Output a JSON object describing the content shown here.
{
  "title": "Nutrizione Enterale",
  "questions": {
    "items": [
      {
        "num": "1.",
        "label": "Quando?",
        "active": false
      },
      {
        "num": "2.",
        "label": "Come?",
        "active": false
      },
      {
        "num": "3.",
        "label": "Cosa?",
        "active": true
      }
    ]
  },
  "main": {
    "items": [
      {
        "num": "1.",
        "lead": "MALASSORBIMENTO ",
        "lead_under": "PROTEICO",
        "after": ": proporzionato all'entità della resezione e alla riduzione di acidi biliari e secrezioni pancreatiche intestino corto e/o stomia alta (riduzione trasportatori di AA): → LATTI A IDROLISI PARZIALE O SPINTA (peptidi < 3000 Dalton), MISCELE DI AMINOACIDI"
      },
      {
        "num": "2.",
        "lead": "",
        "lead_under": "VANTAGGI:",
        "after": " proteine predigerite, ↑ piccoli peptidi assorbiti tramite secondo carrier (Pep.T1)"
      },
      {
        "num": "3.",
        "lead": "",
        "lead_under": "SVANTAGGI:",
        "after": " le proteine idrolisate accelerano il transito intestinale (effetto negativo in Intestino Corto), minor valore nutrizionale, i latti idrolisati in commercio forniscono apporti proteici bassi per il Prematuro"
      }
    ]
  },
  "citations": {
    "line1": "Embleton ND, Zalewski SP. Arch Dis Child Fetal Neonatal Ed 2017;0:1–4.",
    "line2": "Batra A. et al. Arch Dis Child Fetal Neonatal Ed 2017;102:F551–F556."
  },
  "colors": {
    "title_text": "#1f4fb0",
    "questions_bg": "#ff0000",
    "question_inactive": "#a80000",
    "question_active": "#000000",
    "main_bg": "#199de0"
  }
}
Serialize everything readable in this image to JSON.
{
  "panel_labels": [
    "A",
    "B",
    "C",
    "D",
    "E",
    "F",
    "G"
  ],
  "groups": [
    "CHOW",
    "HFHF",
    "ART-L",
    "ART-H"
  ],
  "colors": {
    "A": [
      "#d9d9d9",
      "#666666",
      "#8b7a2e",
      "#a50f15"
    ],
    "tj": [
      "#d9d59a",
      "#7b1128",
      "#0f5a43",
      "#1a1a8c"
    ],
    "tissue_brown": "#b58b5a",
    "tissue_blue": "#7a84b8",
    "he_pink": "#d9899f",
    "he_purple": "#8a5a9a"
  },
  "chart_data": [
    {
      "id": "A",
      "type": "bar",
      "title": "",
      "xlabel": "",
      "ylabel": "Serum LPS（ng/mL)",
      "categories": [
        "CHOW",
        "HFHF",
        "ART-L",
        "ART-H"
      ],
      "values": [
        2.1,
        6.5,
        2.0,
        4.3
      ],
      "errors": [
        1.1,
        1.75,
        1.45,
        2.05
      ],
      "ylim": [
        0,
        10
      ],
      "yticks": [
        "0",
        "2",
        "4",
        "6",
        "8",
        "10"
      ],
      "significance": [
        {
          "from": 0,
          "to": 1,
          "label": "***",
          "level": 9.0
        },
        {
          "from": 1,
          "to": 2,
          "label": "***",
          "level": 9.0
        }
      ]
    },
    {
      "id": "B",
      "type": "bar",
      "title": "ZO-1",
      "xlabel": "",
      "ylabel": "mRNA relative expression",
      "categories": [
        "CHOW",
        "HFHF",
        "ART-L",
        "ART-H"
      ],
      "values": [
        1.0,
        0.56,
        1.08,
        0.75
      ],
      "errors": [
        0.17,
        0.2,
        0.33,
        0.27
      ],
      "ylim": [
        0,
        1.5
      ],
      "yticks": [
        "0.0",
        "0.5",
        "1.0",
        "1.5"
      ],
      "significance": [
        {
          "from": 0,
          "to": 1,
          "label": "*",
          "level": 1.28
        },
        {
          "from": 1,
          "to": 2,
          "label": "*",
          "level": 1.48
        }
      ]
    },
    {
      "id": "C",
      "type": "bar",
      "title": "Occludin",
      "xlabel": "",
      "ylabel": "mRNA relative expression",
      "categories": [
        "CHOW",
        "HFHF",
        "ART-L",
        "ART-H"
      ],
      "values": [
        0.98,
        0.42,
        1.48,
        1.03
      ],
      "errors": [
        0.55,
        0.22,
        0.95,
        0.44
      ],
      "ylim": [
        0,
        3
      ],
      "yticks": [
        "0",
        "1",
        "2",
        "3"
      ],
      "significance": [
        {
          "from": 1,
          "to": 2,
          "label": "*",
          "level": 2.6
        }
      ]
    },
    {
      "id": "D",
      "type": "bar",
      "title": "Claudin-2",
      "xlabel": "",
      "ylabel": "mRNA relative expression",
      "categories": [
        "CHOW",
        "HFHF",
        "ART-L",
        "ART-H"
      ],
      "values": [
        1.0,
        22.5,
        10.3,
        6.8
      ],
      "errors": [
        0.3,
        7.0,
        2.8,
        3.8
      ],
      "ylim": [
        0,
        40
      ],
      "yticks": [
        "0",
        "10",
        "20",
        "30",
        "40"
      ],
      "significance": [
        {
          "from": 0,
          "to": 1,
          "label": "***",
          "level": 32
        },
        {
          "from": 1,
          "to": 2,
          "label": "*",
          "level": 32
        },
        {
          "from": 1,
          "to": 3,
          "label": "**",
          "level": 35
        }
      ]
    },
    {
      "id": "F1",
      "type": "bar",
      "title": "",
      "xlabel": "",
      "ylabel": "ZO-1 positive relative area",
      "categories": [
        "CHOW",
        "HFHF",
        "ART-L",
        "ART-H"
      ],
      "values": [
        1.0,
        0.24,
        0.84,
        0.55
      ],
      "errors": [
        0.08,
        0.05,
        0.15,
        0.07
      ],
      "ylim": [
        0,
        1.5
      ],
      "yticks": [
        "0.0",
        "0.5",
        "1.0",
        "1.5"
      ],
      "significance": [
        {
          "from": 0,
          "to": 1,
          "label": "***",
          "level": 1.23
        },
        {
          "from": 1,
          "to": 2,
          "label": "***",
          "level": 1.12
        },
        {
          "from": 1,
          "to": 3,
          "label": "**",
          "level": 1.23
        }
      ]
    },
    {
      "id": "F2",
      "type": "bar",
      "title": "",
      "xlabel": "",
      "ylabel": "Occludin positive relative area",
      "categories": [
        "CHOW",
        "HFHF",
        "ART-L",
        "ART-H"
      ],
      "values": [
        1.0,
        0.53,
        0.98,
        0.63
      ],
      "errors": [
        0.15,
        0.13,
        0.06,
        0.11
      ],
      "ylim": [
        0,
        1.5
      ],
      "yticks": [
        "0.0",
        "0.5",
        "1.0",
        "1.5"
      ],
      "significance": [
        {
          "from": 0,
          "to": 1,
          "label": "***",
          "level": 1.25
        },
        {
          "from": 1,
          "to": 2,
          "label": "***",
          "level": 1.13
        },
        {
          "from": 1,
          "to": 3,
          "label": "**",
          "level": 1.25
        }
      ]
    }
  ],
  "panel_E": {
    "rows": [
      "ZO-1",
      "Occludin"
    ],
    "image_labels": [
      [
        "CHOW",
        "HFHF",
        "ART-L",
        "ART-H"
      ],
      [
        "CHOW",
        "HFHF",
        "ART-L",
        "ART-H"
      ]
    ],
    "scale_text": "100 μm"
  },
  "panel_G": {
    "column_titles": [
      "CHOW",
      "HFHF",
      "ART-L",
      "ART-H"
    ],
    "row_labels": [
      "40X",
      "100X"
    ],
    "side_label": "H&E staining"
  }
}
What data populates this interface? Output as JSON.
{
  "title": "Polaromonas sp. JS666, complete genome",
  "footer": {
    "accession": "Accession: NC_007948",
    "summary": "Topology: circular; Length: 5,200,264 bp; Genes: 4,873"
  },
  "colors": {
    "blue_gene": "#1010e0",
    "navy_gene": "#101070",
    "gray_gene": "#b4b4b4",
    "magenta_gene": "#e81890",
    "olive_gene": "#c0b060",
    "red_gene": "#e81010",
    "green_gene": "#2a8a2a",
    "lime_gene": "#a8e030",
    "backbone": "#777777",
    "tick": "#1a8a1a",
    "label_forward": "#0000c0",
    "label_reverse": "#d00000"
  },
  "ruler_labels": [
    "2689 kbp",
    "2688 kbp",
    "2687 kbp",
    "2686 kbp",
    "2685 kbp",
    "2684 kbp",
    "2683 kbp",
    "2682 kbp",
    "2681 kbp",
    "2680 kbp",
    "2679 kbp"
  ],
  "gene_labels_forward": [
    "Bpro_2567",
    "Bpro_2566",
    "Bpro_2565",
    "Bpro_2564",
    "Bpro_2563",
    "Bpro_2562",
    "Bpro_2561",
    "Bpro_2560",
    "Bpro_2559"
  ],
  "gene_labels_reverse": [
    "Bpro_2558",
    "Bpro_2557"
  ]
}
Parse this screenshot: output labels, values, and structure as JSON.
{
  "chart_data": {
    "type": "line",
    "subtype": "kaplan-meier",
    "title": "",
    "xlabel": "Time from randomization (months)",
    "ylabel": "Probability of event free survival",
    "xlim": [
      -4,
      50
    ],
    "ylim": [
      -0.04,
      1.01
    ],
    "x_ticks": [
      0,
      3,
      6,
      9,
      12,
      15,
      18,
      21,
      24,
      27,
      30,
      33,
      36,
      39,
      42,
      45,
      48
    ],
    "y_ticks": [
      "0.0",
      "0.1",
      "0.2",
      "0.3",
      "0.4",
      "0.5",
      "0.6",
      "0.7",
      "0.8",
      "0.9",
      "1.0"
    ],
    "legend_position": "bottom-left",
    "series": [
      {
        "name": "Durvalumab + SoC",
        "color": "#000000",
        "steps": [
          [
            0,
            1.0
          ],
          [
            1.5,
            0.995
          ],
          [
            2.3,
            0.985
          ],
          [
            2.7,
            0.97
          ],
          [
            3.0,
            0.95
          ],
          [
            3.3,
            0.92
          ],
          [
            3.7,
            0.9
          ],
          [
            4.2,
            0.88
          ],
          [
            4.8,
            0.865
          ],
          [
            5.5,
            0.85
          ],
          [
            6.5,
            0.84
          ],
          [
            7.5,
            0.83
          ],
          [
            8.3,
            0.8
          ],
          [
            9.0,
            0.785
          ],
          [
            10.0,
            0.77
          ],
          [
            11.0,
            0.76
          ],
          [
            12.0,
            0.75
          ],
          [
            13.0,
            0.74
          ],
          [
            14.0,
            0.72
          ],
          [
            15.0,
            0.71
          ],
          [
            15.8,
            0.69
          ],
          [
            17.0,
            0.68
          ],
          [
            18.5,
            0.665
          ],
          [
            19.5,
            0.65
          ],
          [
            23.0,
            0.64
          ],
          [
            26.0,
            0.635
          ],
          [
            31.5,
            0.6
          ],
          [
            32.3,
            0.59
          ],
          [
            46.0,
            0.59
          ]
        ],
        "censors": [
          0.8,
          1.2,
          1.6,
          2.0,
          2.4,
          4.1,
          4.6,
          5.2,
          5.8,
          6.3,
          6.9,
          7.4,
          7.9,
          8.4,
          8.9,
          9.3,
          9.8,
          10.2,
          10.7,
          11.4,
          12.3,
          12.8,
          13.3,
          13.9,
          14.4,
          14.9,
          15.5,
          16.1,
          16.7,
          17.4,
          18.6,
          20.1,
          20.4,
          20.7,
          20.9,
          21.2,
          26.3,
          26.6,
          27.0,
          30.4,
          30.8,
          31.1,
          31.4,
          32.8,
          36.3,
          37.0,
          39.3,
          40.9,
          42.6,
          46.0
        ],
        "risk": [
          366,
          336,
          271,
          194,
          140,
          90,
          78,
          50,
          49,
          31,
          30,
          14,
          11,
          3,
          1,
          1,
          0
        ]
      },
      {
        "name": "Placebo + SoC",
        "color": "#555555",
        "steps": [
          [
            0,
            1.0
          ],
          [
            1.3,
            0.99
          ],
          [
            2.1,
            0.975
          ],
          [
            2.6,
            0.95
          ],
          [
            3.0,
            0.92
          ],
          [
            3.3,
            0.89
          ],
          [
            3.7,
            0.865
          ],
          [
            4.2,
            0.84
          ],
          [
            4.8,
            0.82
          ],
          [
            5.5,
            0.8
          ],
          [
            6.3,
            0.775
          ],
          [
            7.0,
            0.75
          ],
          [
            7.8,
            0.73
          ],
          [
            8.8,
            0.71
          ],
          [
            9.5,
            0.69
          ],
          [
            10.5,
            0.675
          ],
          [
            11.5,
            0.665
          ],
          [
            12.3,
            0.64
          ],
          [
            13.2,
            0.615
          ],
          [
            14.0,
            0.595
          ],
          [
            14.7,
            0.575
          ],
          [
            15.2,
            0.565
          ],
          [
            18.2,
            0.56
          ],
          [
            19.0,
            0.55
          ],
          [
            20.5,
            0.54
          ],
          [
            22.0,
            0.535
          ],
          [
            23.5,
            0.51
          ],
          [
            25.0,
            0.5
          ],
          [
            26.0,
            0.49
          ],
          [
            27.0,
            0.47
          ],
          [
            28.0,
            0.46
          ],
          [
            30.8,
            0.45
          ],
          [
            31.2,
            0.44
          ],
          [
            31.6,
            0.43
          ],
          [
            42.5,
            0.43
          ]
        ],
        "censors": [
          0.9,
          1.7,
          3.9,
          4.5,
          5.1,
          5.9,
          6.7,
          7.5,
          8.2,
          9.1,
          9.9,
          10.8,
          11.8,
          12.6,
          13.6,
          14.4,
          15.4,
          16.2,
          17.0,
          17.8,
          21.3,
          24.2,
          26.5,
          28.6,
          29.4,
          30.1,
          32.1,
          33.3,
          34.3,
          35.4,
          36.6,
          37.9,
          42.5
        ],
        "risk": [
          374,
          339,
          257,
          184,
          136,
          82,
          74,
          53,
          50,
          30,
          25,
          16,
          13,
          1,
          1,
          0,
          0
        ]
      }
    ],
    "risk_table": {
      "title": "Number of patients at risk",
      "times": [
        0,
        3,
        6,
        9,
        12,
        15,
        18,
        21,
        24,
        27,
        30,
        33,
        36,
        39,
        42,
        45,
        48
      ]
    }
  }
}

******

YOUR GOAL:
Among the records above, find each line containing the string "Arch" and copy it.

ANSWER BOX:
    "line1": "Embleton ND, Zalewski SP. Arch Dis Child Fetal Neonatal Ed 2017;0:1–4.",
    "line2": "Batra A. et al. Arch Dis Child Fetal Neonatal Ed 2017;102:F551–F556."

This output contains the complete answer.